Transcribe the full listing exactly, and drop every picture.

Raw records
◆ ◆ ◆

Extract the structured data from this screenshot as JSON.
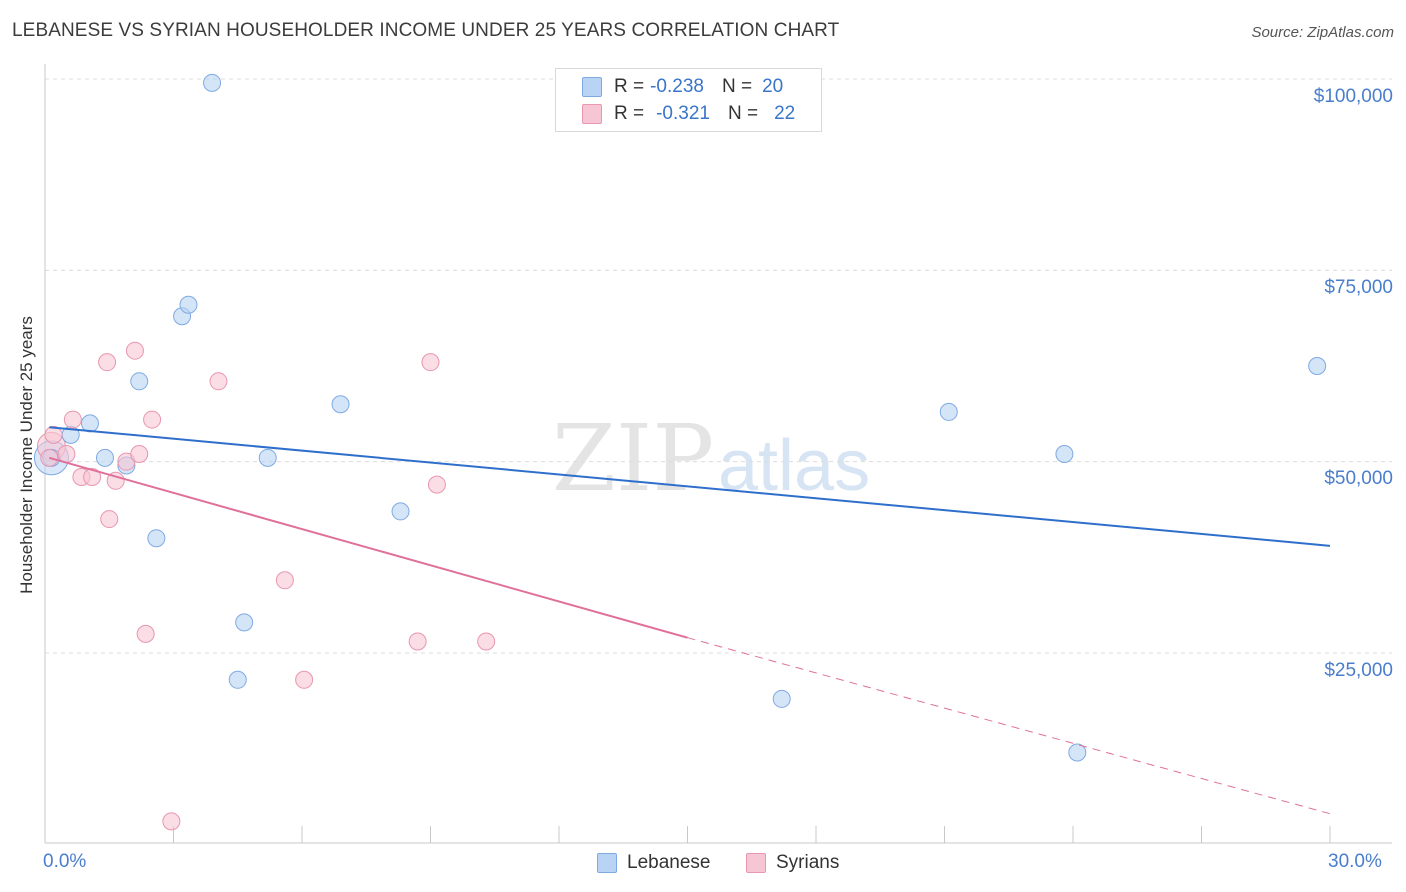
{
  "title": "LEBANESE VS SYRIAN HOUSEHOLDER INCOME UNDER 25 YEARS CORRELATION CHART",
  "source": "Source: ZipAtlas.com",
  "watermark": {
    "zip": "ZIP",
    "atlas": "atlas"
  },
  "colors": {
    "lebanese_fill": "#b9d3f4",
    "lebanese_stroke": "#7eaae3",
    "lebanese_line": "#2f6fcc",
    "syrians_fill": "#f7c6d4",
    "syrians_stroke": "#e996b0",
    "syrians_line": "#e0709a",
    "tick_text": "#4a7ecb"
  },
  "legend": {
    "lebanese": {
      "r_label": "R =",
      "r_value": "-0.238",
      "n_label": "N =",
      "n_value": "20"
    },
    "syrians": {
      "r_label": "R =",
      "r_value": "-0.321",
      "n_label": "N =",
      "n_value": "22"
    }
  },
  "chart_data": {
    "type": "scatter",
    "ylabel": "Householder Income Under 25 years",
    "xlim": [
      0,
      30
    ],
    "ylim": [
      0,
      105000
    ],
    "x_tick_labels": {
      "left": "0.0%",
      "right": "30.0%"
    },
    "y_ticks": [
      {
        "value": 100000,
        "label": "$100,000"
      },
      {
        "value": 75000,
        "label": "$75,000"
      },
      {
        "value": 50000,
        "label": "$50,000"
      },
      {
        "value": 25000,
        "label": "$25,000"
      }
    ],
    "grid": true,
    "legend_position": "bottom-center",
    "series": [
      {
        "name": "Lebanese",
        "points": [
          [
            0.15,
            50500
          ],
          [
            0.6,
            53500
          ],
          [
            1.05,
            55000
          ],
          [
            1.4,
            50500
          ],
          [
            1.9,
            49500
          ],
          [
            2.2,
            60500
          ],
          [
            2.6,
            40000
          ],
          [
            3.2,
            69000
          ],
          [
            3.35,
            70500
          ],
          [
            3.9,
            99500
          ],
          [
            4.5,
            21500
          ],
          [
            4.65,
            29000
          ],
          [
            5.2,
            50500
          ],
          [
            6.9,
            57500
          ],
          [
            8.3,
            43500
          ],
          [
            17.2,
            19000
          ],
          [
            21.1,
            56500
          ],
          [
            23.8,
            51000
          ],
          [
            24.1,
            12000
          ],
          [
            29.7,
            62500
          ]
        ],
        "trend": {
          "x0": 0.1,
          "y0": 54500,
          "x1": 30,
          "y1": 39000
        }
      },
      {
        "name": "Syrians",
        "points": [
          [
            0.2,
            53500
          ],
          [
            0.5,
            51000
          ],
          [
            0.65,
            55500
          ],
          [
            0.85,
            48000
          ],
          [
            1.1,
            48000
          ],
          [
            1.45,
            63000
          ],
          [
            1.5,
            42500
          ],
          [
            1.65,
            47500
          ],
          [
            1.9,
            50000
          ],
          [
            2.1,
            64500
          ],
          [
            2.2,
            51000
          ],
          [
            2.35,
            27500
          ],
          [
            2.5,
            55500
          ],
          [
            2.95,
            3000
          ],
          [
            4.05,
            60500
          ],
          [
            5.6,
            34500
          ],
          [
            6.05,
            21500
          ],
          [
            8.7,
            26500
          ],
          [
            9.0,
            63000
          ],
          [
            9.15,
            47000
          ],
          [
            10.3,
            26500
          ],
          [
            0.1,
            50500
          ]
        ],
        "trend": {
          "x0": 0.1,
          "y0": 50500,
          "x1": 15,
          "y1": 27000,
          "dashed_to": {
            "x": 30,
            "y": 4000
          }
        }
      }
    ]
  },
  "bottom_legend": {
    "lebanese": "Lebanese",
    "syrians": "Syrians"
  }
}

◆ ◆ ◆

*Result below*.
Extract the structured data from this screenshot as JSON.
{
  "title": "LEBANESE VS SYRIAN HOUSEHOLDER INCOME UNDER 25 YEARS CORRELATION CHART",
  "source": "Source: ZipAtlas.com",
  "watermark": {
    "zip": "ZIP",
    "atlas": "atlas"
  },
  "colors": {
    "lebanese_fill": "#b9d3f4",
    "lebanese_stroke": "#7eaae3",
    "lebanese_line": "#2f6fcc",
    "syrians_fill": "#f7c6d4",
    "syrians_stroke": "#e996b0",
    "syrians_line": "#e0709a",
    "tick_text": "#4a7ecb"
  },
  "legend": {
    "lebanese": {
      "r_label": "R =",
      "r_value": "-0.238",
      "n_label": "N =",
      "n_value": "20"
    },
    "syrians": {
      "r_label": "R =",
      "r_value": "-0.321",
      "n_label": "N =",
      "n_value": "22"
    }
  },
  "chart_data": {
    "type": "scatter",
    "ylabel": "Householder Income Under 25 years",
    "xlim": [
      0,
      30
    ],
    "ylim": [
      0,
      105000
    ],
    "x_tick_labels": {
      "left": "0.0%",
      "right": "30.0%"
    },
    "y_ticks": [
      {
        "value": 100000,
        "label": "$100,000"
      },
      {
        "value": 75000,
        "label": "$75,000"
      },
      {
        "value": 50000,
        "label": "$50,000"
      },
      {
        "value": 25000,
        "label": "$25,000"
      }
    ],
    "grid": true,
    "legend_position": "bottom-center",
    "series": [
      {
        "name": "Lebanese",
        "points": [
          [
            0.15,
            50500
          ],
          [
            0.6,
            53500
          ],
          [
            1.05,
            55000
          ],
          [
            1.4,
            50500
          ],
          [
            1.9,
            49500
          ],
          [
            2.2,
            60500
          ],
          [
            2.6,
            40000
          ],
          [
            3.2,
            69000
          ],
          [
            3.35,
            70500
          ],
          [
            3.9,
            99500
          ],
          [
            4.5,
            21500
          ],
          [
            4.65,
            29000
          ],
          [
            5.2,
            50500
          ],
          [
            6.9,
            57500
          ],
          [
            8.3,
            43500
          ],
          [
            17.2,
            19000
          ],
          [
            21.1,
            56500
          ],
          [
            23.8,
            51000
          ],
          [
            24.1,
            12000
          ],
          [
            29.7,
            62500
          ]
        ],
        "trend": {
          "x0": 0.1,
          "y0": 54500,
          "x1": 30,
          "y1": 39000
        }
      },
      {
        "name": "Syrians",
        "points": [
          [
            0.2,
            53500
          ],
          [
            0.5,
            51000
          ],
          [
            0.65,
            55500
          ],
          [
            0.85,
            48000
          ],
          [
            1.1,
            48000
          ],
          [
            1.45,
            63000
          ],
          [
            1.5,
            42500
          ],
          [
            1.65,
            47500
          ],
          [
            1.9,
            50000
          ],
          [
            2.1,
            64500
          ],
          [
            2.2,
            51000
          ],
          [
            2.35,
            27500
          ],
          [
            2.5,
            55500
          ],
          [
            2.95,
            3000
          ],
          [
            4.05,
            60500
          ],
          [
            5.6,
            34500
          ],
          [
            6.05,
            21500
          ],
          [
            8.7,
            26500
          ],
          [
            9.0,
            63000
          ],
          [
            9.15,
            47000
          ],
          [
            10.3,
            26500
          ],
          [
            0.1,
            50500
          ]
        ],
        "trend": {
          "x0": 0.1,
          "y0": 50500,
          "x1": 15,
          "y1": 27000,
          "dashed_to": {
            "x": 30,
            "y": 4000
          }
        }
      }
    ]
  },
  "bottom_legend": {
    "lebanese": "Lebanese",
    "syrians": "Syrians"
  }
}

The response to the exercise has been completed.